= WHAT YOU SHOULD DO =
Every line below that holds the string "lectures" should be copied out.

= Data records =
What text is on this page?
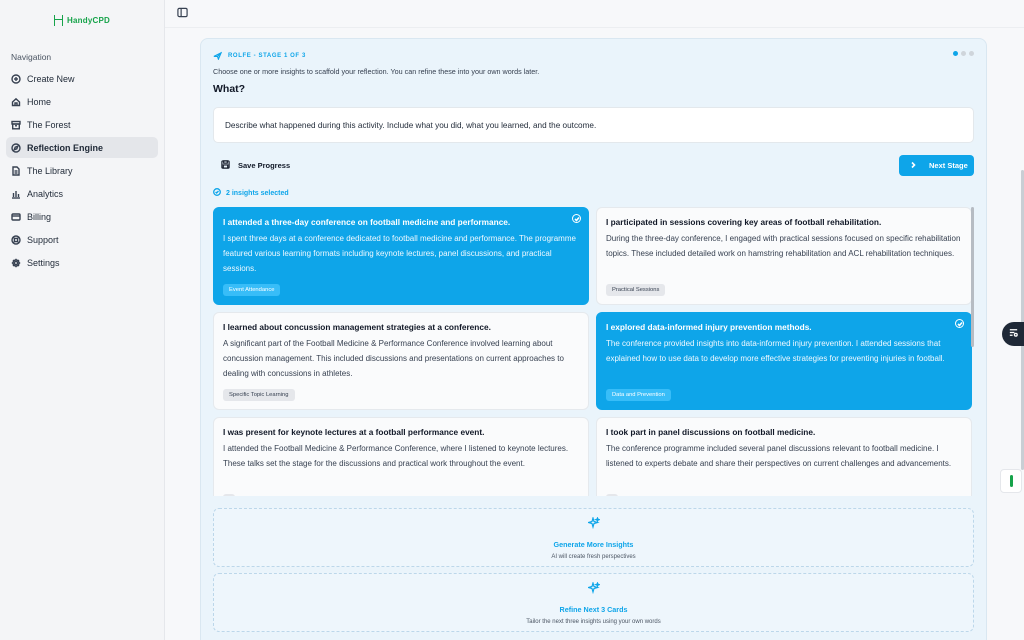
HandyCPD
Navigation
Create New
Home
The Forest
Reflection Engine
The Library
Analytics
Billing
Support
Settings
ROLFE - STAGE 1 OF 3
Choose one or more insights to scaffold your reflection. You can refine these into your own words later.
What?
Describe what happened during this activity. Include what you did, what you learned, and the outcome.
Save Progress	Next Stage
2 insights selected
I attended a three-day conference on football medicine and performance.
I spent three days at a conference dedicated to football medicine and performance. The programme featured various learning formats including keynote lectures, panel discussions, and practical sessions.
Event Attendance
I participated in sessions covering key areas of football rehabilitation.
During the three-day conference, I engaged with practical sessions focused on specific rehabilitation topics. These included detailed work on hamstring rehabilitation and ACL rehabilitation techniques.
Practical Sessions
I learned about concussion management strategies at a conference.
A significant part of the Football Medicine & Performance Conference involved learning about concussion management. This included discussions and presentations on current approaches to dealing with concussions in athletes.
Specific Topic Learning
I explored data-informed injury prevention methods.
The conference provided insights into data-informed injury prevention. I attended sessions that explained how to use data to develop more effective strategies for preventing injuries in football.
Data and Prevention
I was present for keynote lectures at a football performance event.
I attended the Football Medicine & Performance Conference, where I listened to keynote lectures. These talks set the stage for the discussions and practical work throughout the event.
I took part in panel discussions on football medicine.
The conference programme included several panel discussions relevant to football medicine. I listened to experts debate and share their perspectives on current challenges and advancements.
Generate More Insights
AI will create fresh perspectives
Refine Next 3 Cards
Tailor the next three insights using your own words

= WRITTEN SOLUTION =
I spent three days at a conference dedicated to football medicine and performance. The programme featured various learning formats including keynote lectures, panel discussions, and practical sessions.
I was present for keynote lectures at a football performance event.
I attended the Football Medicine & Performance Conference, where I listened to keynote lectures. These talks set the stage for the discussions and practical work throughout the event.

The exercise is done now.